Start of EXCERPTED DATA

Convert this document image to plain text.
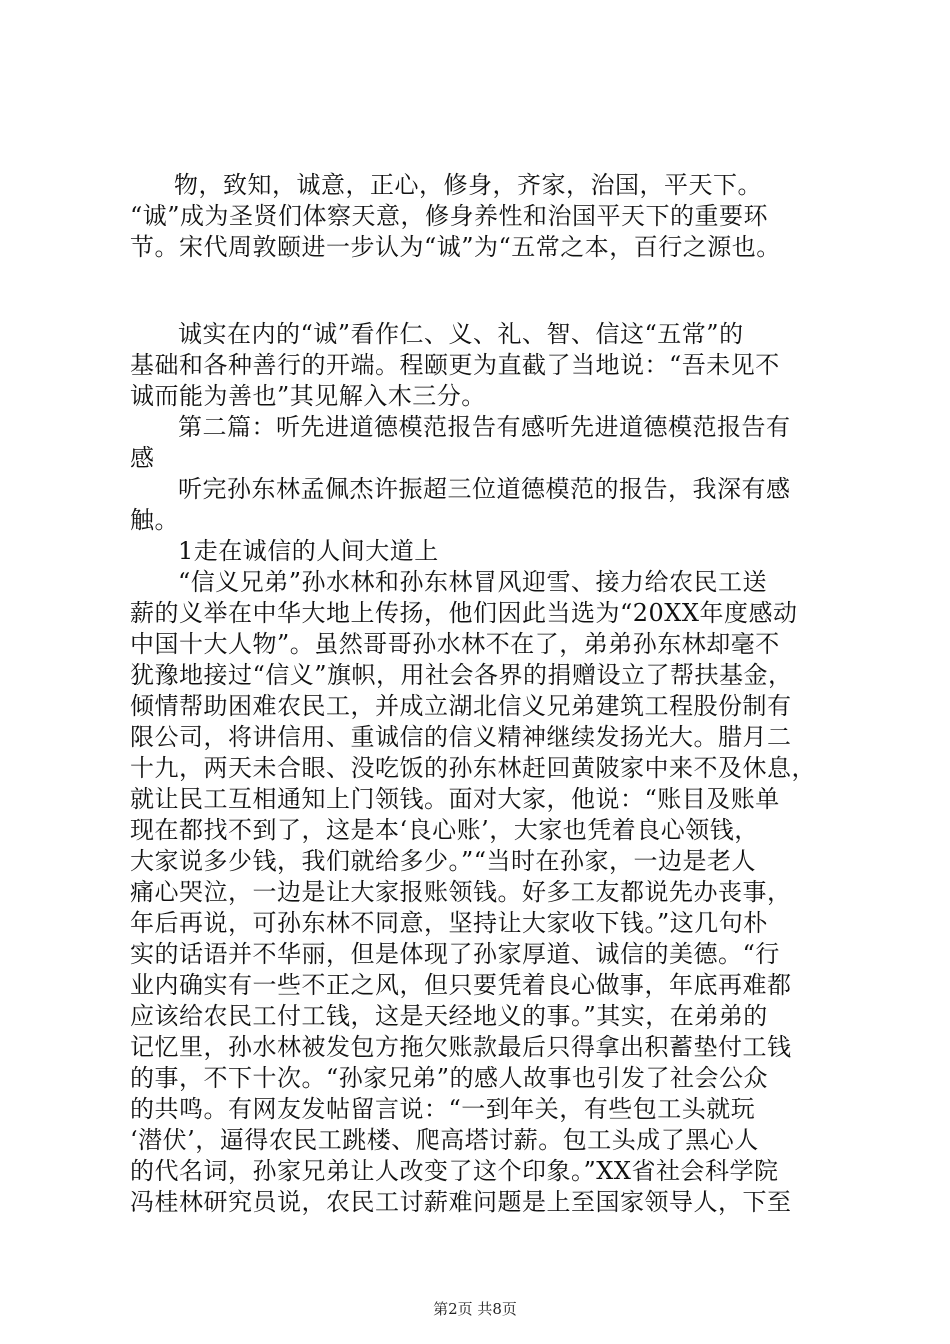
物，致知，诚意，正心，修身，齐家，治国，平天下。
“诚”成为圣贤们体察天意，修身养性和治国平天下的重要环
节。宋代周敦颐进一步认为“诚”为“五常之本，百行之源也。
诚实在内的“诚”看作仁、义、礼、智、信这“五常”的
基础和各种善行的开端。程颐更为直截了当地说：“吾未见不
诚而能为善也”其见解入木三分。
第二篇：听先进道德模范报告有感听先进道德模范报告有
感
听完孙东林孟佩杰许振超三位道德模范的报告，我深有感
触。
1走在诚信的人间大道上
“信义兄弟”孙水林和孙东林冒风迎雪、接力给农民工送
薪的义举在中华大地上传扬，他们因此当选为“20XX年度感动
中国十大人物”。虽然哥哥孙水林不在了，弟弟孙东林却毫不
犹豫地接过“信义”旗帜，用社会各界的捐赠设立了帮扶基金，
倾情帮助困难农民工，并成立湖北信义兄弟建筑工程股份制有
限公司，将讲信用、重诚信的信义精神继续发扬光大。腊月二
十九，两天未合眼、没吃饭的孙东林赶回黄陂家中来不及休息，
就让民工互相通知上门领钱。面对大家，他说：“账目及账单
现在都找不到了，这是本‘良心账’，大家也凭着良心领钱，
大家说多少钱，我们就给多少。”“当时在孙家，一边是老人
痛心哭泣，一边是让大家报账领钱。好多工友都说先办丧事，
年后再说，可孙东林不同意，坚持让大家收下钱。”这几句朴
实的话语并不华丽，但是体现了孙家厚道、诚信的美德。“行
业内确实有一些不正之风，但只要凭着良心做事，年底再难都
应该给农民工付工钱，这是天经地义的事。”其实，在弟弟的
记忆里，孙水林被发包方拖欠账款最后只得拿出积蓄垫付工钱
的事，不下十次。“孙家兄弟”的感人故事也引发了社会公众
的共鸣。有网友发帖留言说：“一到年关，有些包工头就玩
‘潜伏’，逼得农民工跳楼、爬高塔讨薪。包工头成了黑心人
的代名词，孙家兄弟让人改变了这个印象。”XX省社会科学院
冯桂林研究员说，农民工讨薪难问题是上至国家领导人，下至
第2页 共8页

End of EXCERPTED DATA
Start of EXCERPTED DATA

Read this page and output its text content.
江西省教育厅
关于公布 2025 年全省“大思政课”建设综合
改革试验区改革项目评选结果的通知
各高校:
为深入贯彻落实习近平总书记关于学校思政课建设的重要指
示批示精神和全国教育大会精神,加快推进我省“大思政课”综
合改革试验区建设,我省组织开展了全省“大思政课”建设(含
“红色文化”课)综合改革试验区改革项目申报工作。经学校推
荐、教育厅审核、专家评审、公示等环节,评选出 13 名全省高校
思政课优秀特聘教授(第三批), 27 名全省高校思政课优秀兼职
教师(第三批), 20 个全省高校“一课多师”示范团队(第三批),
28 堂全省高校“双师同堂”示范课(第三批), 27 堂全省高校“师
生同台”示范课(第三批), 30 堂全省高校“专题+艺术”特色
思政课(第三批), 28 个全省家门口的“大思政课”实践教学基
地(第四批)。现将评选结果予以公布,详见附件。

End of EXCERPTED DATA

• _REQUIRED WORK_: State how many lines include the string "大思政课", and nothing more.

• _FULL RESPONSE_: 4